Task instructions - Scan the data beneath this task and copy each line that includes "Panic".

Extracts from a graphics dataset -
________________
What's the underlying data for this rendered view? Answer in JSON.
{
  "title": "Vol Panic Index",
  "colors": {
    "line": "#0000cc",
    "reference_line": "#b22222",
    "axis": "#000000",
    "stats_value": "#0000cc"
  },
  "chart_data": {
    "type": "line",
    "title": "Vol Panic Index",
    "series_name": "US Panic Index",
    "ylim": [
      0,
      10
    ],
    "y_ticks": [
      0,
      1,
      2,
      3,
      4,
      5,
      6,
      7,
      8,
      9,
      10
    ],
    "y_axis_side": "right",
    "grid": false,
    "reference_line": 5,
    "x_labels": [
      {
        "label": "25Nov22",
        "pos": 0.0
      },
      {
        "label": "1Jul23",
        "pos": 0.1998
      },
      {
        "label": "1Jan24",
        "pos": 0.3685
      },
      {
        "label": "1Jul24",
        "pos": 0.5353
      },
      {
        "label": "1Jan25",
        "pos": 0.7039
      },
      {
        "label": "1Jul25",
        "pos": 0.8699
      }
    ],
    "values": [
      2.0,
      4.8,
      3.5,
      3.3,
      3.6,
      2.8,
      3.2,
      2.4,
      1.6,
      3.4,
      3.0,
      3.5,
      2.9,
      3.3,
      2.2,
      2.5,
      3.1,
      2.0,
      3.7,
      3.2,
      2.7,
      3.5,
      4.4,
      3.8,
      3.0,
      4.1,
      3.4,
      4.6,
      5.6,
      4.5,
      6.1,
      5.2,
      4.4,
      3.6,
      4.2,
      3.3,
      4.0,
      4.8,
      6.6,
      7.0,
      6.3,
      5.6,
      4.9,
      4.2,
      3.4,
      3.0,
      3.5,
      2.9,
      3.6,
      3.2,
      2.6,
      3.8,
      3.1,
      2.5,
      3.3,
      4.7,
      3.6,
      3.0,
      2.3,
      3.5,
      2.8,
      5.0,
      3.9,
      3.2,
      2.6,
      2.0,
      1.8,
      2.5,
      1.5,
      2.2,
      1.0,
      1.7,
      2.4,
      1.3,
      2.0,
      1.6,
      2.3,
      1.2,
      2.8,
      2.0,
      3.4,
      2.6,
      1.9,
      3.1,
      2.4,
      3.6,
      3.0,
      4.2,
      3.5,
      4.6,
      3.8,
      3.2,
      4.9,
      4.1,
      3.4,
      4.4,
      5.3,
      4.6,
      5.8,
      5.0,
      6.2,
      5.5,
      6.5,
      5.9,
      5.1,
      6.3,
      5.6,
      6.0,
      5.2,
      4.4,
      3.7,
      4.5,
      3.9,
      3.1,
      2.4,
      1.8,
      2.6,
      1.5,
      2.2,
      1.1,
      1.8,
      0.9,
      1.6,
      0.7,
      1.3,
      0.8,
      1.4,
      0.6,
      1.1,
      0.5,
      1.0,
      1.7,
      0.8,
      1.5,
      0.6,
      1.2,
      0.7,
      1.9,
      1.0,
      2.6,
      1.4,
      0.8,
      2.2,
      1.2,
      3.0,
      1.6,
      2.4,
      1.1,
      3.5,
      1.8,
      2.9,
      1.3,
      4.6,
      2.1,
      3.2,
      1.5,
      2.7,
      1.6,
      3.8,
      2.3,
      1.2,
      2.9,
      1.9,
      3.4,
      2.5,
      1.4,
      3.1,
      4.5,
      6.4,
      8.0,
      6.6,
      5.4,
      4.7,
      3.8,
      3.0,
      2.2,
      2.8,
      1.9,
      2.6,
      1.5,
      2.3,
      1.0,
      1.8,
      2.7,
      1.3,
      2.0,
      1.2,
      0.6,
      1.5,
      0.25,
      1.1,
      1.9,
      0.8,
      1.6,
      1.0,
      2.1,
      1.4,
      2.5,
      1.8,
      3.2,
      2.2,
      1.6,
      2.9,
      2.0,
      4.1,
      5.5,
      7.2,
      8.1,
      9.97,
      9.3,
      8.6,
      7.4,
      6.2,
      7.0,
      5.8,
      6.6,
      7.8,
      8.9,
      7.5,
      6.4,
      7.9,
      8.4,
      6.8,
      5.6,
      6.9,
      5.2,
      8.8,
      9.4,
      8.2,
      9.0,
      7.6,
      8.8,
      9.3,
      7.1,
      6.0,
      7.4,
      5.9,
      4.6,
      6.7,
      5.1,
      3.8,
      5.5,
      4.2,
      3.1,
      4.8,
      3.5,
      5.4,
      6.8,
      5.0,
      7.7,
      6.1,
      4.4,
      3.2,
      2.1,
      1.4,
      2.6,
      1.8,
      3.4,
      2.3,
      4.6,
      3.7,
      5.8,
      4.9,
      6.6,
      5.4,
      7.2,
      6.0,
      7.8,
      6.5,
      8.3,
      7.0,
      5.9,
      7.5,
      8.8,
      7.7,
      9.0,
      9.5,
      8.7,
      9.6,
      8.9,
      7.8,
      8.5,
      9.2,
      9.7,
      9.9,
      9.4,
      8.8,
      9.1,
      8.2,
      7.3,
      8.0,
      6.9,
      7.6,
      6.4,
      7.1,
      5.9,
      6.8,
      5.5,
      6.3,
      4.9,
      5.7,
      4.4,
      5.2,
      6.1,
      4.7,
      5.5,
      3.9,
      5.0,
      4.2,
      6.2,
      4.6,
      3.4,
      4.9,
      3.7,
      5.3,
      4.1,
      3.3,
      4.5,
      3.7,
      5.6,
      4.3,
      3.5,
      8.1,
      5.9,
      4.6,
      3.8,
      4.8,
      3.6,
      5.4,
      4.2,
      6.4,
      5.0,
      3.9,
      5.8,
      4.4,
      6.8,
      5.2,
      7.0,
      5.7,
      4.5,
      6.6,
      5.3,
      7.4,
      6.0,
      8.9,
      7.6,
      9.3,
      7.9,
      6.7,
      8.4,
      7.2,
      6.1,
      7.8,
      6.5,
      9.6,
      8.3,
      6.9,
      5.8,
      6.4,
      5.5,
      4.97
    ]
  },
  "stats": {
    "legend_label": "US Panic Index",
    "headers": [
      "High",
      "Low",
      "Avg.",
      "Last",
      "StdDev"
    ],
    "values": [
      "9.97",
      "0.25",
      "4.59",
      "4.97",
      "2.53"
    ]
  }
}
________________
Full solution -
  "title": "Vol Panic Index",
    "title": "Vol Panic Index",
    "series_name": "US Panic Index",
    "legend_label": "US Panic Index",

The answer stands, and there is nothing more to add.